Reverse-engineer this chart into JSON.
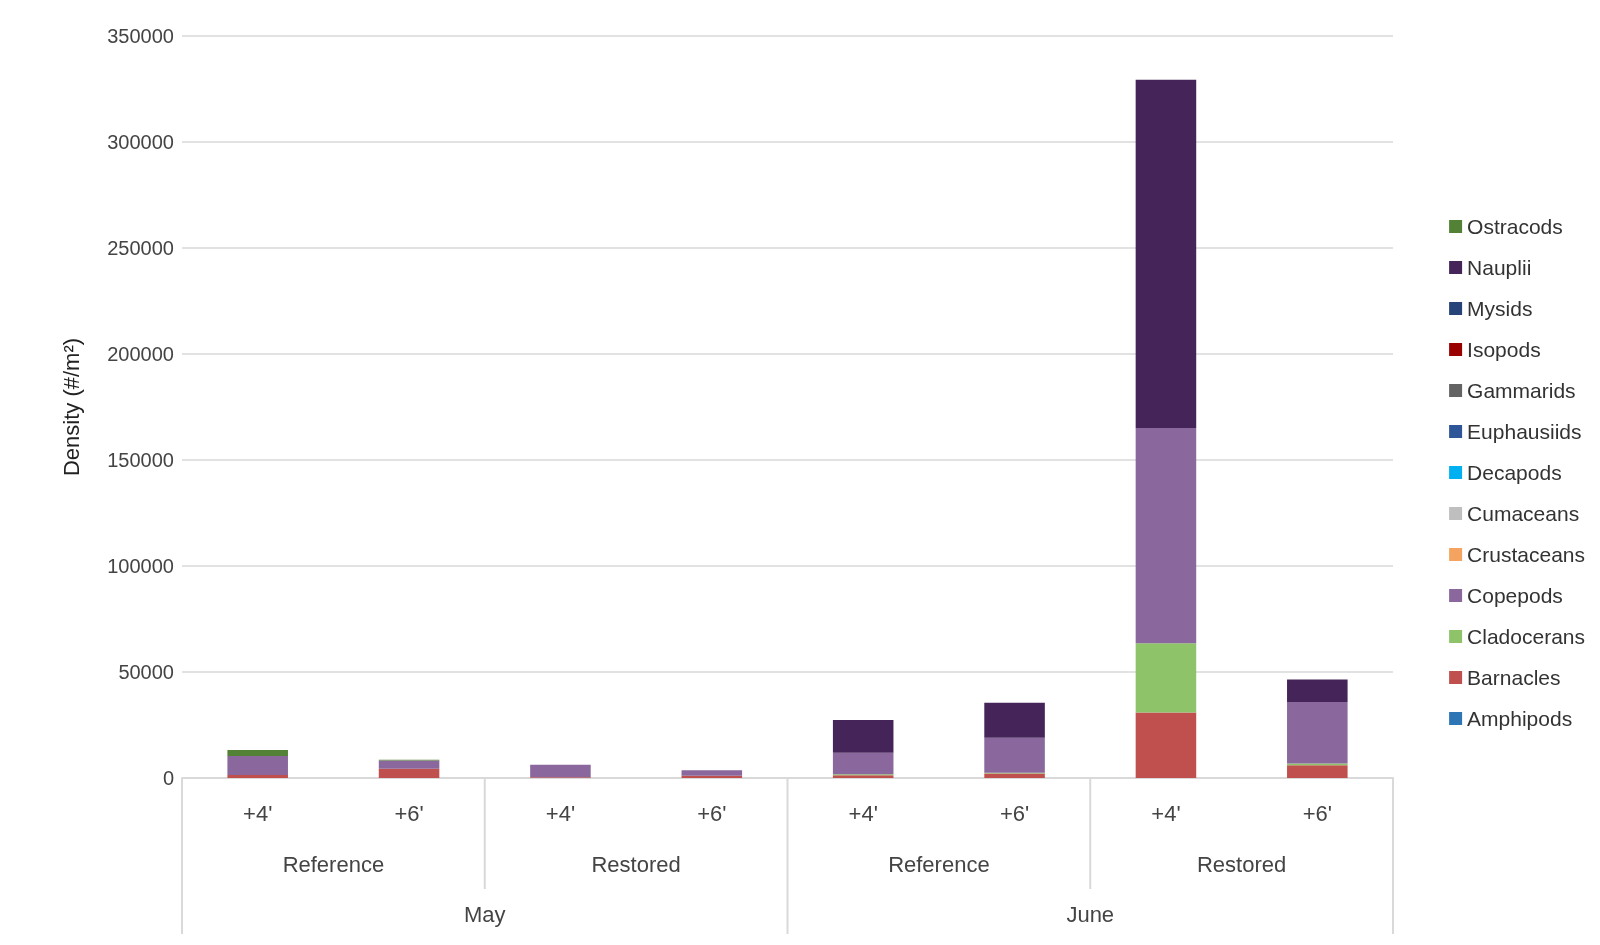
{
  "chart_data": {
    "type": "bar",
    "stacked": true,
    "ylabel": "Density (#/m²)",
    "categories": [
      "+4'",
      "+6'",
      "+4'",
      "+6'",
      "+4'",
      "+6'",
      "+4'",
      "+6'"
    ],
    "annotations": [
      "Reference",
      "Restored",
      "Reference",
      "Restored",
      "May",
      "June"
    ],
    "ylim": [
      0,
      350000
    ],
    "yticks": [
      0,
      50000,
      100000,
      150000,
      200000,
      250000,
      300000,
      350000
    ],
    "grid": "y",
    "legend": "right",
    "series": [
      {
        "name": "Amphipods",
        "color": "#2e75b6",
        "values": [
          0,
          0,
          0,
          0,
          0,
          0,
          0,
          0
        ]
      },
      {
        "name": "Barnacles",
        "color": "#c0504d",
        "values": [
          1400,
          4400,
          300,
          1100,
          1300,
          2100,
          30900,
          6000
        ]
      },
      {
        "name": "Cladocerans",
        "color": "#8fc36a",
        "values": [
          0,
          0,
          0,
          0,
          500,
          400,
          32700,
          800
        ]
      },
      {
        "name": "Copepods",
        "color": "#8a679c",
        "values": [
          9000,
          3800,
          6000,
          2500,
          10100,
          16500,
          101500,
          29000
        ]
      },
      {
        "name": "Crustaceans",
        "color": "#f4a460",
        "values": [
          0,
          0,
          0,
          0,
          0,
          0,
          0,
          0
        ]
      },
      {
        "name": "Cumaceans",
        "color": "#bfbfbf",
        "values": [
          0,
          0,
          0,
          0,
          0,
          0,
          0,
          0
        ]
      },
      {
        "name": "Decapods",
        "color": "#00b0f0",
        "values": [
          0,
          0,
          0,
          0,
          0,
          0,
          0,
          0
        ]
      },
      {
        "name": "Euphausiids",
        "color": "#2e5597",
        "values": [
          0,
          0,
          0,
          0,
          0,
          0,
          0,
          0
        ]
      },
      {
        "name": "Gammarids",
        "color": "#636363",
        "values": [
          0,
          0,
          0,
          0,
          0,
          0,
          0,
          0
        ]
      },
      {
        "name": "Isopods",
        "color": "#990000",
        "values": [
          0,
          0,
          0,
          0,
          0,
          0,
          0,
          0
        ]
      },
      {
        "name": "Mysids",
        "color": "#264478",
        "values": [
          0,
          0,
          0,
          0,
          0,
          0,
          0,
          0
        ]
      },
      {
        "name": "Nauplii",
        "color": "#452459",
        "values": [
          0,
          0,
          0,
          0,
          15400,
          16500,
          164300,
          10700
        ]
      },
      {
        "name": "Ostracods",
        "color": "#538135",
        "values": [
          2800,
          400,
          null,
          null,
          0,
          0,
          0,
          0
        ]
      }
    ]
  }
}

PROBLEM REQUIREMENTS :: Reproduce each line of the records exactly, and omit every picture.

COMPLETE RESPONSE ::
Reverse-engineer this chart into JSON.
{
  "chart_data": {
    "type": "bar",
    "stacked": true,
    "ylabel": "Density (#/m²)",
    "categories": [
      "+4'",
      "+6'",
      "+4'",
      "+6'",
      "+4'",
      "+6'",
      "+4'",
      "+6'"
    ],
    "annotations": [
      "Reference",
      "Restored",
      "Reference",
      "Restored",
      "May",
      "June"
    ],
    "ylim": [
      0,
      350000
    ],
    "yticks": [
      0,
      50000,
      100000,
      150000,
      200000,
      250000,
      300000,
      350000
    ],
    "grid": "y",
    "legend": "right",
    "series": [
      {
        "name": "Amphipods",
        "color": "#2e75b6",
        "values": [
          0,
          0,
          0,
          0,
          0,
          0,
          0,
          0
        ]
      },
      {
        "name": "Barnacles",
        "color": "#c0504d",
        "values": [
          1400,
          4400,
          300,
          1100,
          1300,
          2100,
          30900,
          6000
        ]
      },
      {
        "name": "Cladocerans",
        "color": "#8fc36a",
        "values": [
          0,
          0,
          0,
          0,
          500,
          400,
          32700,
          800
        ]
      },
      {
        "name": "Copepods",
        "color": "#8a679c",
        "values": [
          9000,
          3800,
          6000,
          2500,
          10100,
          16500,
          101500,
          29000
        ]
      },
      {
        "name": "Crustaceans",
        "color": "#f4a460",
        "values": [
          0,
          0,
          0,
          0,
          0,
          0,
          0,
          0
        ]
      },
      {
        "name": "Cumaceans",
        "color": "#bfbfbf",
        "values": [
          0,
          0,
          0,
          0,
          0,
          0,
          0,
          0
        ]
      },
      {
        "name": "Decapods",
        "color": "#00b0f0",
        "values": [
          0,
          0,
          0,
          0,
          0,
          0,
          0,
          0
        ]
      },
      {
        "name": "Euphausiids",
        "color": "#2e5597",
        "values": [
          0,
          0,
          0,
          0,
          0,
          0,
          0,
          0
        ]
      },
      {
        "name": "Gammarids",
        "color": "#636363",
        "values": [
          0,
          0,
          0,
          0,
          0,
          0,
          0,
          0
        ]
      },
      {
        "name": "Isopods",
        "color": "#990000",
        "values": [
          0,
          0,
          0,
          0,
          0,
          0,
          0,
          0
        ]
      },
      {
        "name": "Mysids",
        "color": "#264478",
        "values": [
          0,
          0,
          0,
          0,
          0,
          0,
          0,
          0
        ]
      },
      {
        "name": "Nauplii",
        "color": "#452459",
        "values": [
          0,
          0,
          0,
          0,
          15400,
          16500,
          164300,
          10700
        ]
      },
      {
        "name": "Ostracods",
        "color": "#538135",
        "values": [
          2800,
          400,
          null,
          null,
          0,
          0,
          0,
          0
        ]
      }
    ]
  }
}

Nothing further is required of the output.